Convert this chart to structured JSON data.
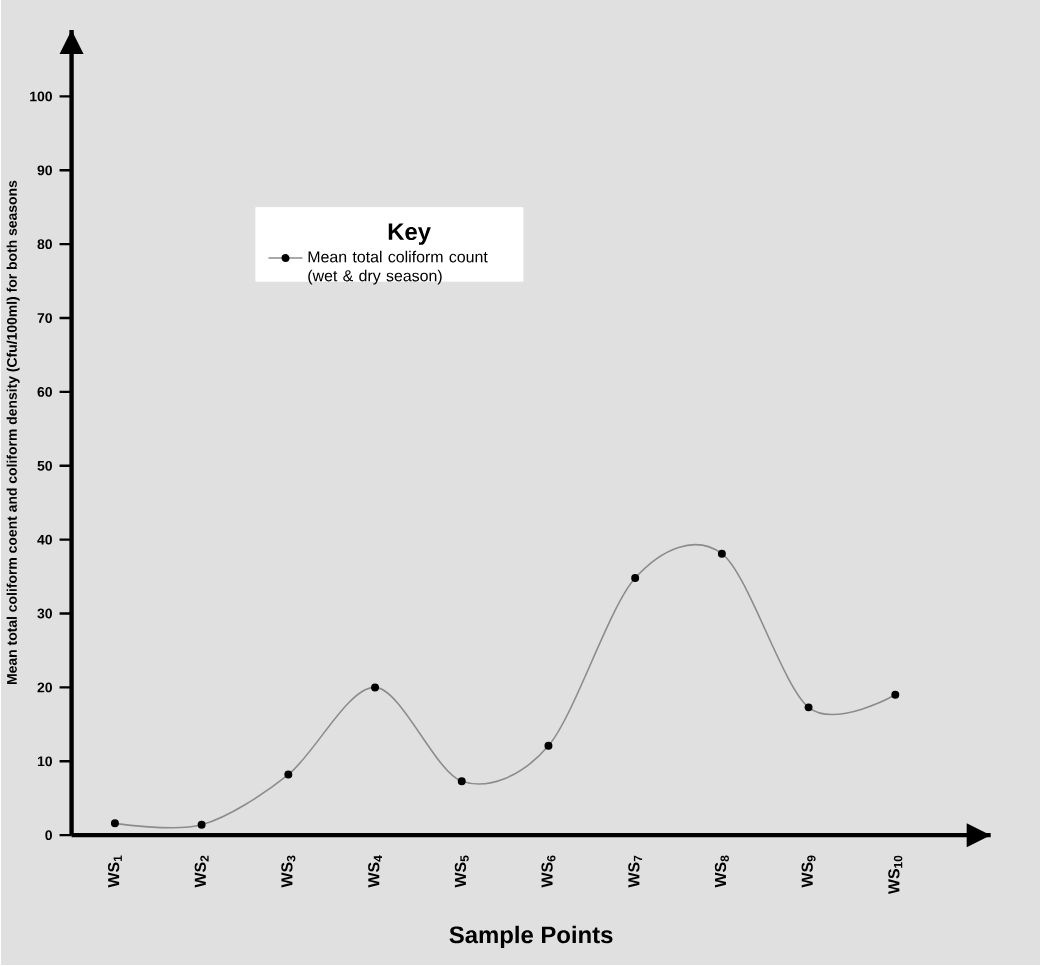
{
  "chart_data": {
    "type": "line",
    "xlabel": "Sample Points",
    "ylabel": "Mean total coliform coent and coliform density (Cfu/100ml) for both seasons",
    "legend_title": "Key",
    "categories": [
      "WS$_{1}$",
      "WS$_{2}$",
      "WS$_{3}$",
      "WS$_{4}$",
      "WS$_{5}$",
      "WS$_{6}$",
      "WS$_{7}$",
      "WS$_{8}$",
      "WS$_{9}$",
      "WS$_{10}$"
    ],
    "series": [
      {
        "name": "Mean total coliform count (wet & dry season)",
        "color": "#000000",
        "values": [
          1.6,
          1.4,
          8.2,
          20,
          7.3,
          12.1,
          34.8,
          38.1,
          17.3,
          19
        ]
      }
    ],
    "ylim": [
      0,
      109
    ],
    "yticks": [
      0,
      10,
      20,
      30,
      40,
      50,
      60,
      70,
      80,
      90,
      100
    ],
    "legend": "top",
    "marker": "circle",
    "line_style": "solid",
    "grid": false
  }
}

_Your instructions_: In the copy, include no pictures; restate the listing above exactly.

_Final answer_:
Convert this chart to structured JSON data.
{
  "chart_data": {
    "type": "line",
    "xlabel": "Sample Points",
    "ylabel": "Mean total coliform coent and coliform density (Cfu/100ml) for both seasons",
    "legend_title": "Key",
    "categories": [
      "WS$_{1}$",
      "WS$_{2}$",
      "WS$_{3}$",
      "WS$_{4}$",
      "WS$_{5}$",
      "WS$_{6}$",
      "WS$_{7}$",
      "WS$_{8}$",
      "WS$_{9}$",
      "WS$_{10}$"
    ],
    "series": [
      {
        "name": "Mean total coliform count (wet & dry season)",
        "color": "#000000",
        "values": [
          1.6,
          1.4,
          8.2,
          20,
          7.3,
          12.1,
          34.8,
          38.1,
          17.3,
          19
        ]
      }
    ],
    "ylim": [
      0,
      109
    ],
    "yticks": [
      0,
      10,
      20,
      30,
      40,
      50,
      60,
      70,
      80,
      90,
      100
    ],
    "legend": "top",
    "marker": "circle",
    "line_style": "solid",
    "grid": false
  }
}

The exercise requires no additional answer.